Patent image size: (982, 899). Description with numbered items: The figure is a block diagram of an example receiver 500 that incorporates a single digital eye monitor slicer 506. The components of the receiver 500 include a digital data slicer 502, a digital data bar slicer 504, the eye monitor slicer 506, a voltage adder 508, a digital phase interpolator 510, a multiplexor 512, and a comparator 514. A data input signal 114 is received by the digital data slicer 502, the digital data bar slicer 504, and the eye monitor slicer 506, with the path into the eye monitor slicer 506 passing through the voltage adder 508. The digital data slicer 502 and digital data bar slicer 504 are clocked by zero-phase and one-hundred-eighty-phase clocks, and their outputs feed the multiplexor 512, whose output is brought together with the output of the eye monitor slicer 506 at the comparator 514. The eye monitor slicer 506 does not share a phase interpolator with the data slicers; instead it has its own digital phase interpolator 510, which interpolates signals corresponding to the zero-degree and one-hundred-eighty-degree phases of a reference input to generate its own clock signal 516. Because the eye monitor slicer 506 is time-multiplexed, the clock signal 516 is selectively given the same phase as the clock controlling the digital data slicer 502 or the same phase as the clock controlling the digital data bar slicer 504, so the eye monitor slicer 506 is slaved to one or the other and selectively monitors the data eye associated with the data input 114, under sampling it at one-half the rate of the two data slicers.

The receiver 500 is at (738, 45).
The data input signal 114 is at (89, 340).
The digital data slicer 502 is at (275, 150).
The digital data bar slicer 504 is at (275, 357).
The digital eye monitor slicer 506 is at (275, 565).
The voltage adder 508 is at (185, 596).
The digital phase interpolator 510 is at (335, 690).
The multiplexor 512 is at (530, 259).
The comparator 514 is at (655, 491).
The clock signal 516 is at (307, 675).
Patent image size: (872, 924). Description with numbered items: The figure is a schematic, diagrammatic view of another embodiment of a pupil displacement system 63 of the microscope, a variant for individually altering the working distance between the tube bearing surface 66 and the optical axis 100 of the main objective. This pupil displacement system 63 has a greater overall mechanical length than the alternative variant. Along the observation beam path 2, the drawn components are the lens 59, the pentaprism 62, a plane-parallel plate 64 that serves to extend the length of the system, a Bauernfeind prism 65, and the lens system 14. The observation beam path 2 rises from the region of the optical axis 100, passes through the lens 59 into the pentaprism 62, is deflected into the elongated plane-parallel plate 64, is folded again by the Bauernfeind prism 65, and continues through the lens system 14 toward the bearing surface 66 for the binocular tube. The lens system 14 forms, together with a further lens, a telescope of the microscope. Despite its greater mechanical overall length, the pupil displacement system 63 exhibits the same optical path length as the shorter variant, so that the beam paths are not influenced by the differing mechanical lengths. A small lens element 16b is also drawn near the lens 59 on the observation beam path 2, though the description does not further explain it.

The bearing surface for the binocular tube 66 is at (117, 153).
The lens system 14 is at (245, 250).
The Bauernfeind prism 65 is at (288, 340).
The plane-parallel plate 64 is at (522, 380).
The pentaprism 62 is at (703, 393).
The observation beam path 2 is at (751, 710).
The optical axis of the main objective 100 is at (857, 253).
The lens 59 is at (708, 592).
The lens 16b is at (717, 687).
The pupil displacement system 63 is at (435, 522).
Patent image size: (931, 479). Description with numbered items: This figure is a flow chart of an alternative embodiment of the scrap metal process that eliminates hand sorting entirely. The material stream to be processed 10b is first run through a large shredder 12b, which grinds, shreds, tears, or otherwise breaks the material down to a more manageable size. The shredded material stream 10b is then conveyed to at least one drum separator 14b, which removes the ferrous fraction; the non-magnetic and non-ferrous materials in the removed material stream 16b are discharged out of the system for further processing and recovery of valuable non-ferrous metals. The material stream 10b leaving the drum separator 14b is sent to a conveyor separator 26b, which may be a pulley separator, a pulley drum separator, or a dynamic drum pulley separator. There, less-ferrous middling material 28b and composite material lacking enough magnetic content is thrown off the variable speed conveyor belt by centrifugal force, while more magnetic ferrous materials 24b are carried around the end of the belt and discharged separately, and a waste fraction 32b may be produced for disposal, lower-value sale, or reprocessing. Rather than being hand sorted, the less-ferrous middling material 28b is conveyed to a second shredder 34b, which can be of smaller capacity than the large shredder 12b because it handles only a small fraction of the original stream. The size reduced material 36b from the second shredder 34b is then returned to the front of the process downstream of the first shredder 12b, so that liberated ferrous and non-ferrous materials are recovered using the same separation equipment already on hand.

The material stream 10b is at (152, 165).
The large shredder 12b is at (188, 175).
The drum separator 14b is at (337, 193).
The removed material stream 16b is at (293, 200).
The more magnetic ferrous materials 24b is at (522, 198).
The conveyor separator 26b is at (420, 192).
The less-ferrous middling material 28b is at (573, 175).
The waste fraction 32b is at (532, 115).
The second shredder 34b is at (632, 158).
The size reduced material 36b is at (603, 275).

- - - -

Request: Copy out every line of the entries above word for word, keeping each line on its own row and in the same order.

Response to this exercise:
Patent image size: (982, 899). Description with numbered items: The figure is a block diagram of an example receiver 500 that incorporates a single digital eye monitor slicer 506. The components of the receiver 500 include a digital data slicer 502, a digital data bar slicer 504, the eye monitor slicer 506, a voltage adder 508, a digital phase interpolator 510, a multiplexor 512, and a comparator 514. A data input signal 114 is received by the digital data slicer 502, the digital data bar slicer 504, and the eye monitor slicer 506, with the path into the eye monitor slicer 506 passing through the voltage adder 508. The digital data slicer 502 and digital data bar slicer 504 are clocked by zero-phase and one-hundred-eighty-phase clocks, and their outputs feed the multiplexor 512, whose output is brought together with the output of the eye monitor slicer 506 at the comparator 514. The eye monitor slicer 506 does not share a phase interpolator with the data slicers; instead it has its own digital phase interpolator 510, which interpolates signals corresponding to the zero-degree and one-hundred-eighty-degree phases of a reference input to generate its own clock signal 516. Because the eye monitor slicer 506 is time-multiplexed, the clock signal 516 is selectively given the same phase as the clock controlling the digital data slicer 502 or the same phase as the clock controlling the digital data bar slicer 504, so the eye monitor slicer 506 is slaved to one or the other and selectively monitors the data eye associated with the data input 114, under sampling it at one-half the rate of the two data slicers.

The receiver 500 is at (738, 45).
The data input signal 114 is at (89, 340).
The digital data slicer 502 is at (275, 150).
The digital data bar slicer 504 is at (275, 357).
The digital eye monitor slicer 506 is at (275, 565).
The voltage adder 508 is at (185, 596).
The digital phase interpolator 510 is at (335, 690).
The multiplexor 512 is at (530, 259).
The comparator 514 is at (655, 491).
The clock signal 516 is at (307, 675).
Patent image size: (872, 924). Description with numbered items: The figure is a schematic, diagrammatic view of another embodiment of a pupil displacement system 63 of the microscope, a variant for individually altering the working distance between the tube bearing surface 66 and the optical axis 100 of the main objective. This pupil displacement system 63 has a greater overall mechanical length than the alternative variant. Along the observation beam path 2, the drawn components are the lens 59, the pentaprism 62, a plane-parallel plate 64 that serves to extend the length of the system, a Bauernfeind prism 65, and the lens system 14. The observation beam path 2 rises from the region of the optical axis 100, passes through the lens 59 into the pentaprism 62, is deflected into the elongated plane-parallel plate 64, is folded again by the Bauernfeind prism 65, and continues through the lens system 14 toward the bearing surface 66 for the binocular tube. The lens system 14 forms, together with a further lens, a telescope of the microscope. Despite its greater mechanical overall length, the pupil displacement system 63 exhibits the same optical path length as the shorter variant, so that the beam paths are not influenced by the differing mechanical lengths. A small lens element 16b is also drawn near the lens 59 on the observation beam path 2, though the description does not further explain it.

The bearing surface for the binocular tube 66 is at (117, 153).
The lens system 14 is at (245, 250).
The Bauernfeind prism 65 is at (288, 340).
The plane-parallel plate 64 is at (522, 380).
The pentaprism 62 is at (703, 393).
The observation beam path 2 is at (751, 710).
The optical axis of the main objective 100 is at (857, 253).
The lens 59 is at (708, 592).
The lens 16b is at (717, 687).
The pupil displacement system 63 is at (435, 522).
Patent image size: (931, 479). Description with numbered items: This figure is a flow chart of an alternative embodiment of the scrap metal process that eliminates hand sorting entirely. The material stream to be processed 10b is first run through a large shredder 12b, which grinds, shreds, tears, or otherwise breaks the material down to a more manageable size. The shredded material stream 10b is then conveyed to at least one drum separator 14b, which removes the ferrous fraction; the non-magnetic and non-ferrous materials in the removed material stream 16b are discharged out of the system for further processing and recovery of valuable non-ferrous metals. The material stream 10b leaving the drum separator 14b is sent to a conveyor separator 26b, which may be a pulley separator, a pulley drum separator, or a dynamic drum pulley separator. There, less-ferrous middling material 28b and composite material lacking enough magnetic content is thrown off the variable speed conveyor belt by centrifugal force, while more magnetic ferrous materials 24b are carried around the end of the belt and discharged separately, and a waste fraction 32b may be produced for disposal, lower-value sale, or reprocessing. Rather than being hand sorted, the less-ferrous middling material 28b is conveyed to a second shredder 34b, which can be of smaller capacity than the large shredder 12b because it handles only a small fraction of the original stream. The size reduced material 36b from the second shredder 34b is then returned to the front of the process downstream of the first shredder 12b, so that liberated ferrous and non-ferrous materials are recovered using the same separation equipment already on hand.

The material stream 10b is at (152, 165).
The large shredder 12b is at (188, 175).
The drum separator 14b is at (337, 193).
The removed material stream 16b is at (293, 200).
The more magnetic ferrous materials 24b is at (522, 198).
The conveyor separator 26b is at (420, 192).
The less-ferrous middling material 28b is at (573, 175).
The waste fraction 32b is at (532, 115).
The second shredder 34b is at (632, 158).
The size reduced material 36b is at (603, 275).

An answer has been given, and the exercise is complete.